- What is asked -
Please rewrite the records from the line with "data-point — [638, 416, 644, 423]" up to and including the line with "data-point — [480, 416, 486, 423]", changing "x-tick-label" to "x-axis-label" and leaving everything else unchanged.

- Records to process -
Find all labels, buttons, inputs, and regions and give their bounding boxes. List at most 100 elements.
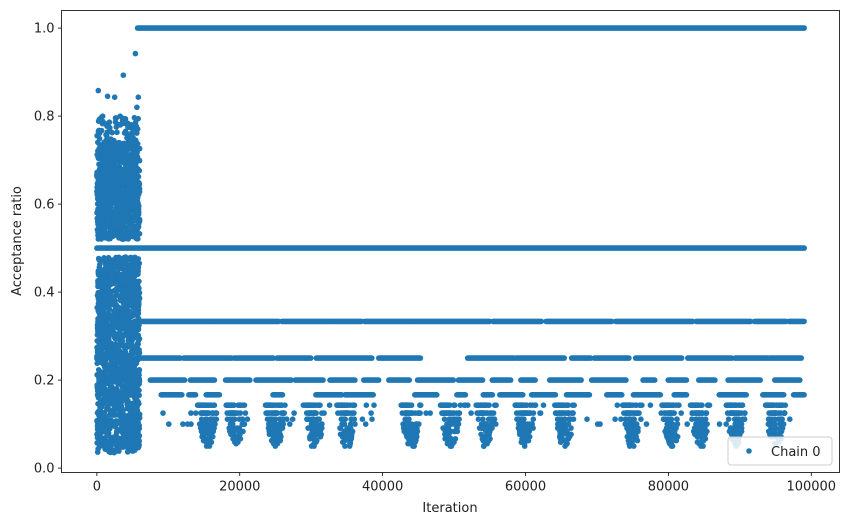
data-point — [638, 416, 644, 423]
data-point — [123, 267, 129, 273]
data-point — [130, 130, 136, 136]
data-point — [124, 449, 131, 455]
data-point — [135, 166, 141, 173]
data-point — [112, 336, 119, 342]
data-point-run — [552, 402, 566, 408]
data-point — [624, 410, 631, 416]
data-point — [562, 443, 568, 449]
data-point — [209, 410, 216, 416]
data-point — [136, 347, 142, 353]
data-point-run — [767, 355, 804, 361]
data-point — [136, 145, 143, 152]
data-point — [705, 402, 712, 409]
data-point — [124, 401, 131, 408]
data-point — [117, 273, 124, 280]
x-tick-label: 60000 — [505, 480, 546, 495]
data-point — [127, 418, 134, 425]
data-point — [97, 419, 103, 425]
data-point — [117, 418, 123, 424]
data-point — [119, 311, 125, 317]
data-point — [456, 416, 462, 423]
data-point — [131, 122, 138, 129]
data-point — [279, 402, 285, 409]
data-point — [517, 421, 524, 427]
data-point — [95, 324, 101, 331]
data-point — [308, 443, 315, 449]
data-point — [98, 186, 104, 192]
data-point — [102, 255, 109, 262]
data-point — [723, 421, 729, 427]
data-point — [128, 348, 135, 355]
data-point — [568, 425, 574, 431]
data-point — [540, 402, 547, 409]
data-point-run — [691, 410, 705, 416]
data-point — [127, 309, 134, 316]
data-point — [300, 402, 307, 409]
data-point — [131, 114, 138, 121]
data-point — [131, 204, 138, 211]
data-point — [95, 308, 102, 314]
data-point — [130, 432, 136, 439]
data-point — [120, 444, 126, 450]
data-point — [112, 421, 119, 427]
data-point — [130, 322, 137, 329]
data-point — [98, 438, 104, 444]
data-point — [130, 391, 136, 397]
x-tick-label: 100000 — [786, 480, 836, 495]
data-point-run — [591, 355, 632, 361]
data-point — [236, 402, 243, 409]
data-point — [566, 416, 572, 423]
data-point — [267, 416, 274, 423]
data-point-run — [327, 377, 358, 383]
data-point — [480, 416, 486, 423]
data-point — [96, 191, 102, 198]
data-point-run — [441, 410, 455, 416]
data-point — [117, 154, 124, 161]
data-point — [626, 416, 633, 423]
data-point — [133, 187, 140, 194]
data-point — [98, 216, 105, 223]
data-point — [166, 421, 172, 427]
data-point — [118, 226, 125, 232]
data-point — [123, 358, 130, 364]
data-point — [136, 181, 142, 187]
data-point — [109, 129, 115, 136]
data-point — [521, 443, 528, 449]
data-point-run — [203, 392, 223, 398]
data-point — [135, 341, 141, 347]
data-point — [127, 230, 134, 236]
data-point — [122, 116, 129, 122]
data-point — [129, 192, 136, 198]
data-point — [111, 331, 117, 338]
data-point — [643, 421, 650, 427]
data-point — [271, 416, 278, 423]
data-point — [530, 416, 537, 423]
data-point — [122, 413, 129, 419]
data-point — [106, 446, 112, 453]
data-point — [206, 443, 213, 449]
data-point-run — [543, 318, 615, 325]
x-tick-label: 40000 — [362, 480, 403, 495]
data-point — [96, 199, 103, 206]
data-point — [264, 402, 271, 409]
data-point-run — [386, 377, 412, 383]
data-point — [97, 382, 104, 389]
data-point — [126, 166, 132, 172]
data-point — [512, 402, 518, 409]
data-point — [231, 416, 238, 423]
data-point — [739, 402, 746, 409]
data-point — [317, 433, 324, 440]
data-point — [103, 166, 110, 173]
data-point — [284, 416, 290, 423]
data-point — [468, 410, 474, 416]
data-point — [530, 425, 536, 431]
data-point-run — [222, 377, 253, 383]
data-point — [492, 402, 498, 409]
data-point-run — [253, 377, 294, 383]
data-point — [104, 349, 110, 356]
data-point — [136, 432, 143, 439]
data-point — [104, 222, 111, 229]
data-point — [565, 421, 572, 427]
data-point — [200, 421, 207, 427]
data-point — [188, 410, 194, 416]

...

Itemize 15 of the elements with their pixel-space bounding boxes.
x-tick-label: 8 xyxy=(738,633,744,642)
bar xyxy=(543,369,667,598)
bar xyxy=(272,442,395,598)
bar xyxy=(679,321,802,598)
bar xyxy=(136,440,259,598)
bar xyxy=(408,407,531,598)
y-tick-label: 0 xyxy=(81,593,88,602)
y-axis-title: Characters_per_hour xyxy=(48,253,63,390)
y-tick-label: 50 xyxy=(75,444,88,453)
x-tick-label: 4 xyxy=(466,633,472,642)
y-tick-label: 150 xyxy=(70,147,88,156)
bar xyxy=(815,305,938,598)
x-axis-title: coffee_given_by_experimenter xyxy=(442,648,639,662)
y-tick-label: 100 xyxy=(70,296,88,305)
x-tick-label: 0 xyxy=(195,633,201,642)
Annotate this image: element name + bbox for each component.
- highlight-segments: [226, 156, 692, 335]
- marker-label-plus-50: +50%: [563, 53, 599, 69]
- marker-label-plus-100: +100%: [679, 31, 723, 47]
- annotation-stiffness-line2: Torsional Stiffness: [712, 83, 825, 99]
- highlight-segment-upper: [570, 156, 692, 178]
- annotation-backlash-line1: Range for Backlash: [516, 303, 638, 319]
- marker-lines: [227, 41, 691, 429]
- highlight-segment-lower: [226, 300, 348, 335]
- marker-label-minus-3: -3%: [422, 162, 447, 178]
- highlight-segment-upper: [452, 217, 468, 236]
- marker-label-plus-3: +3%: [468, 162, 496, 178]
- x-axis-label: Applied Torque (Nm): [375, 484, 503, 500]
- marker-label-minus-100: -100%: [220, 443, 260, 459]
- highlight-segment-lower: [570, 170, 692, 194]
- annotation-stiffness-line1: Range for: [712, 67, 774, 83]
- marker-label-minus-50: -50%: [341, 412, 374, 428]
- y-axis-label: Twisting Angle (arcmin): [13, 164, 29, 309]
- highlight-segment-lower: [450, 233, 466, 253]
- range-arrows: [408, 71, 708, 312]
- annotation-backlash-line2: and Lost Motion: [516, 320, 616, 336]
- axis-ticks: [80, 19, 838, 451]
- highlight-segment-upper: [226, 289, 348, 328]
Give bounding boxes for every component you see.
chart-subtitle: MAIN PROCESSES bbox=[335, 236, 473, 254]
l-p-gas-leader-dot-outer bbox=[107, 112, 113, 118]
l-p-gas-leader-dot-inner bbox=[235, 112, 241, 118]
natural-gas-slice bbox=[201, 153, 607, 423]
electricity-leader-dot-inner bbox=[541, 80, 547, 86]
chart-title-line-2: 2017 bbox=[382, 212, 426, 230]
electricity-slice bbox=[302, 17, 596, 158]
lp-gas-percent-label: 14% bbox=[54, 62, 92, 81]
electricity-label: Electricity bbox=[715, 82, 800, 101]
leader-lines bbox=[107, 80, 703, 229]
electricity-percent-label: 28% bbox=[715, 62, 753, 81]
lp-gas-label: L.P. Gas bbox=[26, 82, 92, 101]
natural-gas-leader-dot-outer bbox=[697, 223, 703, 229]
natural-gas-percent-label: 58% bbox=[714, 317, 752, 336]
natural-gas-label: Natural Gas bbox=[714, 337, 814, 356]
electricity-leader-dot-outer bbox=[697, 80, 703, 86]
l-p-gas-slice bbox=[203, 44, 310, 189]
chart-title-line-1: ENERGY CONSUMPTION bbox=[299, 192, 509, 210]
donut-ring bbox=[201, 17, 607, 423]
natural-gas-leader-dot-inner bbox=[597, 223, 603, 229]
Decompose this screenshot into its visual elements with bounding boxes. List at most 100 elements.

- Answer to this problem -
data-point — [638, 416, 644, 423]
data-point — [123, 267, 129, 273]
data-point — [130, 130, 136, 136]
data-point — [124, 449, 131, 455]
data-point — [135, 166, 141, 173]
data-point — [112, 336, 119, 342]
data-point-run — [552, 402, 566, 408]
data-point — [624, 410, 631, 416]
data-point — [562, 443, 568, 449]
data-point — [209, 410, 216, 416]
data-point — [136, 347, 142, 353]
data-point-run — [767, 355, 804, 361]
data-point — [136, 145, 143, 152]
data-point — [705, 402, 712, 409]
data-point — [124, 401, 131, 408]
data-point — [117, 273, 124, 280]
x-axis-label: 60000 — [505, 480, 546, 495]
data-point — [127, 418, 134, 425]
data-point — [97, 419, 103, 425]
data-point — [117, 418, 123, 424]
data-point — [119, 311, 125, 317]
data-point — [456, 416, 462, 423]
data-point — [131, 122, 138, 129]
data-point — [279, 402, 285, 409]
data-point — [517, 421, 524, 427]
data-point — [95, 324, 101, 331]
data-point — [308, 443, 315, 449]
data-point — [98, 186, 104, 192]
data-point — [102, 255, 109, 262]
data-point — [723, 421, 729, 427]
data-point — [128, 348, 135, 355]
data-point — [568, 425, 574, 431]
data-point — [540, 402, 547, 409]
data-point-run — [691, 410, 705, 416]
data-point — [127, 309, 134, 316]
data-point — [300, 402, 307, 409]
data-point — [131, 114, 138, 121]
data-point — [131, 204, 138, 211]
data-point — [95, 308, 102, 314]
data-point — [130, 432, 136, 439]
data-point — [120, 444, 126, 450]
data-point — [112, 421, 119, 427]
data-point — [130, 322, 137, 329]
data-point — [98, 438, 104, 444]
data-point — [130, 391, 136, 397]
x-axis-label: 100000 — [786, 480, 836, 495]
data-point-run — [591, 355, 632, 361]
data-point — [236, 402, 243, 409]
data-point — [566, 416, 572, 423]
data-point — [267, 416, 274, 423]
data-point-run — [327, 377, 358, 383]
data-point — [480, 416, 486, 423]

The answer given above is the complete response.